◆ Short exercise ◆
How many lines in this data contain the string "设长方体的高为xcm"? Reply with the number only.

[Stored records]
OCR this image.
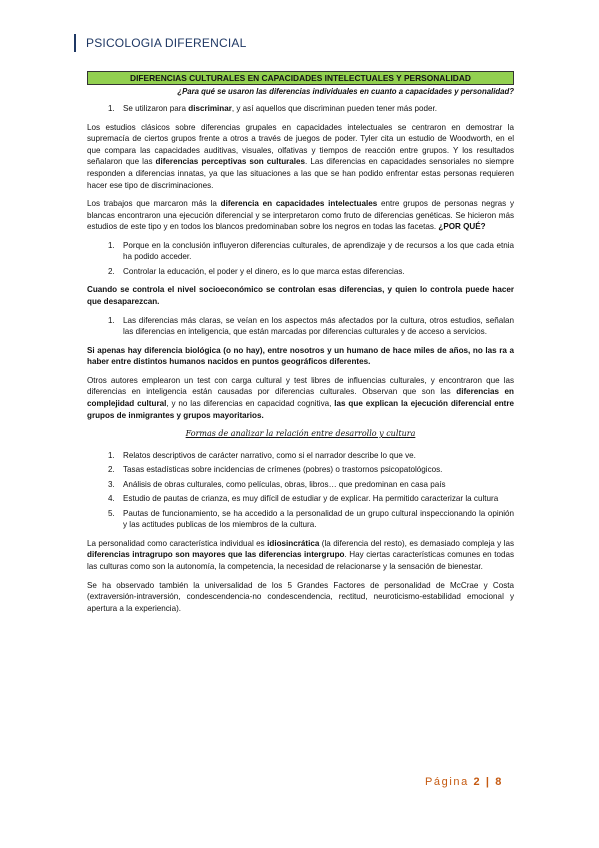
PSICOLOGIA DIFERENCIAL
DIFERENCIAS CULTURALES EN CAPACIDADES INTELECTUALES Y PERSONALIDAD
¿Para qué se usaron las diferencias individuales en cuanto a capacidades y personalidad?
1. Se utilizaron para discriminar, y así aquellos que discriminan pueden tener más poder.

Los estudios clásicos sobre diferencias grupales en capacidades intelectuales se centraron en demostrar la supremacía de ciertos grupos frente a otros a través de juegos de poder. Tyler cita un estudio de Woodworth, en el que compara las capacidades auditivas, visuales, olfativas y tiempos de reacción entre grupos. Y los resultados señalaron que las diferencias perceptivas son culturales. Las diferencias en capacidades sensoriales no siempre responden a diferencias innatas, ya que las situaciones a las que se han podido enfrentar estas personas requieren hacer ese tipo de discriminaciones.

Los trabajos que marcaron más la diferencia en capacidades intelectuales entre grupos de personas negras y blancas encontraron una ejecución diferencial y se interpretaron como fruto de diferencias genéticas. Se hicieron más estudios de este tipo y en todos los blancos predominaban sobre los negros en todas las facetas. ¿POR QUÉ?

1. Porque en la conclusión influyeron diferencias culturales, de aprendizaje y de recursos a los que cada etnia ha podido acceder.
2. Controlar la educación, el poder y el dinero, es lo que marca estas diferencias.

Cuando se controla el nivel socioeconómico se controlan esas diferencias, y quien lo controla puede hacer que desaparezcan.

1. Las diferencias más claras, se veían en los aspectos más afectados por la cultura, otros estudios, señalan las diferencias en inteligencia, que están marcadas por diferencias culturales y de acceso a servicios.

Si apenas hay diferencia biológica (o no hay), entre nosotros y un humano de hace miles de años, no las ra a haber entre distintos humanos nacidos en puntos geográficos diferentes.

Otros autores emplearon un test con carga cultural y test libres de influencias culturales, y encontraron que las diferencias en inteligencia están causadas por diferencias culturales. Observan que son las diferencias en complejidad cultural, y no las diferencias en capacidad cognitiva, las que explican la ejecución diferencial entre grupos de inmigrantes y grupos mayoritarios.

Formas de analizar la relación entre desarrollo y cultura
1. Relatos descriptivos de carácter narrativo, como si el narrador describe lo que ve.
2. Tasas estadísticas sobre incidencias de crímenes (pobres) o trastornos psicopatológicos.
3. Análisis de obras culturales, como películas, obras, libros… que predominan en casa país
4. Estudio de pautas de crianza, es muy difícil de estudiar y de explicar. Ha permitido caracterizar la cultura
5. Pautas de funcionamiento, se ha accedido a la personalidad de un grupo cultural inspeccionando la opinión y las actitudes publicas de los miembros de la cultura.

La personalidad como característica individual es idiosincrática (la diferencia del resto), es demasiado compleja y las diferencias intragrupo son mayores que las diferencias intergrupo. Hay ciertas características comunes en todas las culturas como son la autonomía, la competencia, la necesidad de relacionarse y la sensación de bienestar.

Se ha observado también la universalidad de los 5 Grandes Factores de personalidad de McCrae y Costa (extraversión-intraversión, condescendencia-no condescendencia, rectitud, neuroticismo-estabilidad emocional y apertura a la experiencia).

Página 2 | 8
* * *
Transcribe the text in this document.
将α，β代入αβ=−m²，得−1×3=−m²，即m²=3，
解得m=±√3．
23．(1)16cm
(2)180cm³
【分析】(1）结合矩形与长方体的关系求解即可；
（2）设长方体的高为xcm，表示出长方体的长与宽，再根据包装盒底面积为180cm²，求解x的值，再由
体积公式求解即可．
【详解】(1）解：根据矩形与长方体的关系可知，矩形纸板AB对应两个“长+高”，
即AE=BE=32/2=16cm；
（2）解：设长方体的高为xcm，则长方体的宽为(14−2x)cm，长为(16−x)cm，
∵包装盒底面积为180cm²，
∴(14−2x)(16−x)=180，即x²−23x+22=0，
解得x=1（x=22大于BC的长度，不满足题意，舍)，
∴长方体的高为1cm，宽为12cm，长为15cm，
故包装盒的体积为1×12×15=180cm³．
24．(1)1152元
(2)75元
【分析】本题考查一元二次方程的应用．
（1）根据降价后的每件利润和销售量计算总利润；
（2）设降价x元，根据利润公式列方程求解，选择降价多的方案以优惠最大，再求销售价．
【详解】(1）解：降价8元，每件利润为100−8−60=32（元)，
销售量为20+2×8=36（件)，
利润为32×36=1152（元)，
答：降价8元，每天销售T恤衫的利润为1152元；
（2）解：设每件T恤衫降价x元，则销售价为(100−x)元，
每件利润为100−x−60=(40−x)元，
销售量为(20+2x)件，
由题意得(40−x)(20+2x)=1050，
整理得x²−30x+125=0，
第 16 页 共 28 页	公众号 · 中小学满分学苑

◆ Reply ◆
2